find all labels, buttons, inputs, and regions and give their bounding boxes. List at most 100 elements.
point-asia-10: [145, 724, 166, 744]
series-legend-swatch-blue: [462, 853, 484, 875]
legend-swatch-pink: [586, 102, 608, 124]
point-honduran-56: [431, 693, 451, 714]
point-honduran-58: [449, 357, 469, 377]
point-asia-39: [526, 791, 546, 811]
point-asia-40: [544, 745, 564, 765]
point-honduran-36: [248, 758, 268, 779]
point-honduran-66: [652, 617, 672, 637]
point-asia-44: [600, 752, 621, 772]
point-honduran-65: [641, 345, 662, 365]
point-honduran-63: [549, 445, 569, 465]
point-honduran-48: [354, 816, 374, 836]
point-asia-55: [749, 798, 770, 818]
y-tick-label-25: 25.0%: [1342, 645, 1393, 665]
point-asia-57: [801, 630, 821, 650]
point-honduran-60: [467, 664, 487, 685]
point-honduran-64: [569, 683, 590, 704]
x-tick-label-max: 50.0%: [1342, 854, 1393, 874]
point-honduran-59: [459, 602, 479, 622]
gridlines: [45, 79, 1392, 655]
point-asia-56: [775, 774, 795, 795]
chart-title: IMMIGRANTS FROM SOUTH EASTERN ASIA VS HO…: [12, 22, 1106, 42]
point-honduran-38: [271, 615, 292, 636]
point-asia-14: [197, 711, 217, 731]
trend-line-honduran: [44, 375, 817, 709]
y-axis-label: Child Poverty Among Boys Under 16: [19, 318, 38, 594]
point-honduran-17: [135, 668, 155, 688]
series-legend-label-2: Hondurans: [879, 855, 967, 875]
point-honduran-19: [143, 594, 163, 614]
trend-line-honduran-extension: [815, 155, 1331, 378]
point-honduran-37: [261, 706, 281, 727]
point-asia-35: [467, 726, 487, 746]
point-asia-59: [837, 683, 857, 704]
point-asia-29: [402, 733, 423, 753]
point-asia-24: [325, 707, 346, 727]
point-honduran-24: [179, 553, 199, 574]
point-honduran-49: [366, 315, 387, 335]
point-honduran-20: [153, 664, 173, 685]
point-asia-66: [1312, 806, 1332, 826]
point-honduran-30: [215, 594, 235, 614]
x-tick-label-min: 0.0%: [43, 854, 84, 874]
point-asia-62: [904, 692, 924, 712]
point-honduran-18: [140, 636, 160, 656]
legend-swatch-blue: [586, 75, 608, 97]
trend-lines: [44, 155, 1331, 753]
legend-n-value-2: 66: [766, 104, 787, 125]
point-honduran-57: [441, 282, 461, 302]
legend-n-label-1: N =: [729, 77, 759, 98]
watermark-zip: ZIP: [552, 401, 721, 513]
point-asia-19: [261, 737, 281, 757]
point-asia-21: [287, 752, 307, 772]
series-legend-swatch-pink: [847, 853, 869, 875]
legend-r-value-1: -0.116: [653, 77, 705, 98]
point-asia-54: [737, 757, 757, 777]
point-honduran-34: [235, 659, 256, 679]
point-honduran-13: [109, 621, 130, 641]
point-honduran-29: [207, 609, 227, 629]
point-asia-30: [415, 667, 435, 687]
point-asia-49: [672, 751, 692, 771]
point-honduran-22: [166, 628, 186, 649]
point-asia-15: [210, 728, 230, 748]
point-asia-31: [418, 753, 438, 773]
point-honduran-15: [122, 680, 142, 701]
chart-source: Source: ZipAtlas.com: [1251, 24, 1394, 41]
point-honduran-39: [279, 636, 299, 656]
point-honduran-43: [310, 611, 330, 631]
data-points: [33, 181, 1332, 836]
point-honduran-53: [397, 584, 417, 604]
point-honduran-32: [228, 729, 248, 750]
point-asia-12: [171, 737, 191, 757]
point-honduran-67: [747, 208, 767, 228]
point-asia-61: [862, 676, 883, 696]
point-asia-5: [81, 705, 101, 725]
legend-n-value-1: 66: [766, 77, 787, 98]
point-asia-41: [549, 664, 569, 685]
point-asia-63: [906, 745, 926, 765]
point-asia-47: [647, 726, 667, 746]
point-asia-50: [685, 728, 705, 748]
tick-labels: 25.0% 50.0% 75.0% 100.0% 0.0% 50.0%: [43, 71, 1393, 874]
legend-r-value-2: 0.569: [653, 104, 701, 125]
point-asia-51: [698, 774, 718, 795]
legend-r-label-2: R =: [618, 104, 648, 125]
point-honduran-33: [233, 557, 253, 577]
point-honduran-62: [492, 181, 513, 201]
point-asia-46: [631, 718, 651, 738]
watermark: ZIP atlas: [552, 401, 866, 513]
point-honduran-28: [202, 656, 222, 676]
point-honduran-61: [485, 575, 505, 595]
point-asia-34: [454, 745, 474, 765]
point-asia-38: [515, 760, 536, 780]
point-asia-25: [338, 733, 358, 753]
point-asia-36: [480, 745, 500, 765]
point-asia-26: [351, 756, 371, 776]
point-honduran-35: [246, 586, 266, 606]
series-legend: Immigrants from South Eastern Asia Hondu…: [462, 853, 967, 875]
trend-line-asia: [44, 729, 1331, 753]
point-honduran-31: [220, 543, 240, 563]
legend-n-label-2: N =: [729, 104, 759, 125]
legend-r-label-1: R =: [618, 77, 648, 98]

-*-*-

Turn every line of the listing above into a Markdown table with the columns "Row" and "Listing line", numbering the rows and leaving out any blank lines.

| Row | Listing line |
|---|---|
| 1 | find all labels, buttons, inputs, and regions and give their bounding boxes. List at most 100 elements. |
| 2 | point-asia-10: [145, 724, 166, 744] |
| 3 | series-legend-swatch-blue: [462, 853, 484, 875] |
| 4 | legend-swatch-pink: [586, 102, 608, 124] |
| 5 | point-honduran-56: [431, 693, 451, 714] |
| 6 | point-honduran-58: [449, 357, 469, 377] |
| 7 | point-asia-39: [526, 791, 546, 811] |
| 8 | point-asia-40: [544, 745, 564, 765] |
| 9 | point-honduran-36: [248, 758, 268, 779] |
| 10 | point-honduran-66: [652, 617, 672, 637] |
| 11 | point-asia-44: [600, 752, 621, 772] |
| 12 | point-honduran-65: [641, 345, 662, 365] |
| 13 | point-honduran-63: [549, 445, 569, 465] |
| 14 | point-honduran-48: [354, 816, 374, 836] |
| 15 | point-asia-55: [749, 798, 770, 818] |
| 16 | y-tick-label-25: 25.0%: [1342, 645, 1393, 665] |
| 17 | point-asia-57: [801, 630, 821, 650] |
| 18 | point-honduran-60: [467, 664, 487, 685] |
| 19 | point-honduran-64: [569, 683, 590, 704] |
| 20 | x-tick-label-max: 50.0%: [1342, 854, 1393, 874] |
| 21 | point-honduran-59: [459, 602, 479, 622] |
| 22 | gridlines: [45, 79, 1392, 655] |
| 23 | point-asia-56: [775, 774, 795, 795] |
| 24 | chart-title: IMMIGRANTS FROM SOUTH EASTERN ASIA VS HO…: [12, 22, 1106, 42] |
| 25 | point-honduran-38: [271, 615, 292, 636] |
| 26 | point-asia-14: [197, 711, 217, 731] |
| 27 | trend-line-honduran: [44, 375, 817, 709] |
| 28 | y-axis-label: Child Poverty Among Boys Under 16: [19, 318, 38, 594] |
| 29 | point-honduran-17: [135, 668, 155, 688] |
| 30 | series-legend-label-2: Hondurans: [879, 855, 967, 875] |
| 31 | point-honduran-19: [143, 594, 163, 614] |
| 32 | trend-line-honduran-extension: [815, 155, 1331, 378] |
| 33 | point-honduran-37: [261, 706, 281, 727] |
| 34 | point-asia-35: [467, 726, 487, 746] |
| 35 | point-asia-59: [837, 683, 857, 704] |
| 36 | point-asia-29: [402, 733, 423, 753] |
| 37 | point-asia-24: [325, 707, 346, 727] |
| 38 | point-honduran-24: [179, 553, 199, 574] |
| 39 | point-honduran-49: [366, 315, 387, 335] |
| 40 | point-honduran-20: [153, 664, 173, 685] |
| 41 | point-asia-66: [1312, 806, 1332, 826] |
| 42 | point-honduran-30: [215, 594, 235, 614] |
| 43 | x-tick-label-min: 0.0%: [43, 854, 84, 874] |
| 44 | point-asia-62: [904, 692, 924, 712] |
| 45 | point-honduran-18: [140, 636, 160, 656] |
| 46 | legend-swatch-blue: [586, 75, 608, 97] |
| 47 | trend-lines: [44, 155, 1331, 753] |
| 48 | legend-n-value-2: 66: [766, 104, 787, 125] |
| 49 | point-honduran-57: [441, 282, 461, 302] |
| 50 | legend-n-label-1: N =: [729, 77, 759, 98] |
| 51 | watermark-zip: ZIP: [552, 401, 721, 513] |
| 52 | point-asia-19: [261, 737, 281, 757] |
| 53 | point-asia-21: [287, 752, 307, 772] |
| 54 | series-legend-swatch-pink: [847, 853, 869, 875] |
| 55 | legend-r-value-1: -0.116: [653, 77, 705, 98] |
| 56 | point-asia-54: [737, 757, 757, 777] |
| 57 | point-honduran-34: [235, 659, 256, 679] |
| 58 | point-honduran-13: [109, 621, 130, 641] |
| 59 | point-honduran-29: [207, 609, 227, 629] |
| 60 | point-asia-30: [415, 667, 435, 687] |
| 61 | point-asia-49: [672, 751, 692, 771] |
| 62 | point-honduran-22: [166, 628, 186, 649] |
| 63 | point-asia-15: [210, 728, 230, 748] |
| 64 | point-asia-31: [418, 753, 438, 773] |
| 65 | point-honduran-15: [122, 680, 142, 701] |
| 66 | chart-source: Source: ZipAtlas.com: [1251, 24, 1394, 41] |
| 67 | point-honduran-39: [279, 636, 299, 656] |
| 68 | point-honduran-43: [310, 611, 330, 631] |
| 69 | data-points: [33, 181, 1332, 836] |
| 70 | point-honduran-53: [397, 584, 417, 604] |
| 71 | point-honduran-32: [228, 729, 248, 750] |
| 72 | point-asia-12: [171, 737, 191, 757] |
| 73 | point-honduran-67: [747, 208, 767, 228] |
| 74 | point-asia-61: [862, 676, 883, 696] |
| 75 | point-asia-5: [81, 705, 101, 725] |
| 76 | legend-n-value-1: 66: [766, 77, 787, 98] |
| 77 | point-asia-41: [549, 664, 569, 685] |
| 78 | point-asia-63: [906, 745, 926, 765] |
| 79 | point-asia-47: [647, 726, 667, 746] |
| 80 | point-asia-50: [685, 728, 705, 748] |
| 81 | tick-labels: 25.0% 50.0% 75.0% 100.0% 0.0% 50.0%: [43, 71, 1393, 874] |
| 82 | legend-r-value-2: 0.569: [653, 104, 701, 125] |
| 83 | point-asia-51: [698, 774, 718, 795] |
| 84 | legend-r-label-2: R =: [618, 104, 648, 125] |
| 85 | point-honduran-33: [233, 557, 253, 577] |
| 86 | point-honduran-62: [492, 181, 513, 201] |
| 87 | point-asia-46: [631, 718, 651, 738] |
| 88 | watermark: ZIP atlas: [552, 401, 866, 513] |
| 89 | point-honduran-28: [202, 656, 222, 676] |
| 90 | point-honduran-61: [485, 575, 505, 595] |
| 91 | point-asia-34: [454, 745, 474, 765] |
| 92 | point-asia-38: [515, 760, 536, 780] |
| 93 | point-asia-25: [338, 733, 358, 753] |
| 94 | point-asia-36: [480, 745, 500, 765] |
| 95 | point-asia-26: [351, 756, 371, 776] |
| 96 | point-honduran-35: [246, 586, 266, 606] |
| 97 | series-legend: Immigrants from South Eastern Asia Hondu…: [462, 853, 967, 875] |
| 98 | trend-line-asia: [44, 729, 1331, 753] |
| 99 | point-honduran-31: [220, 543, 240, 563] |
| 100 | legend-n-label-2: N =: [729, 104, 759, 125] |
| 101 | legend-r-label-1: R =: [618, 77, 648, 98] |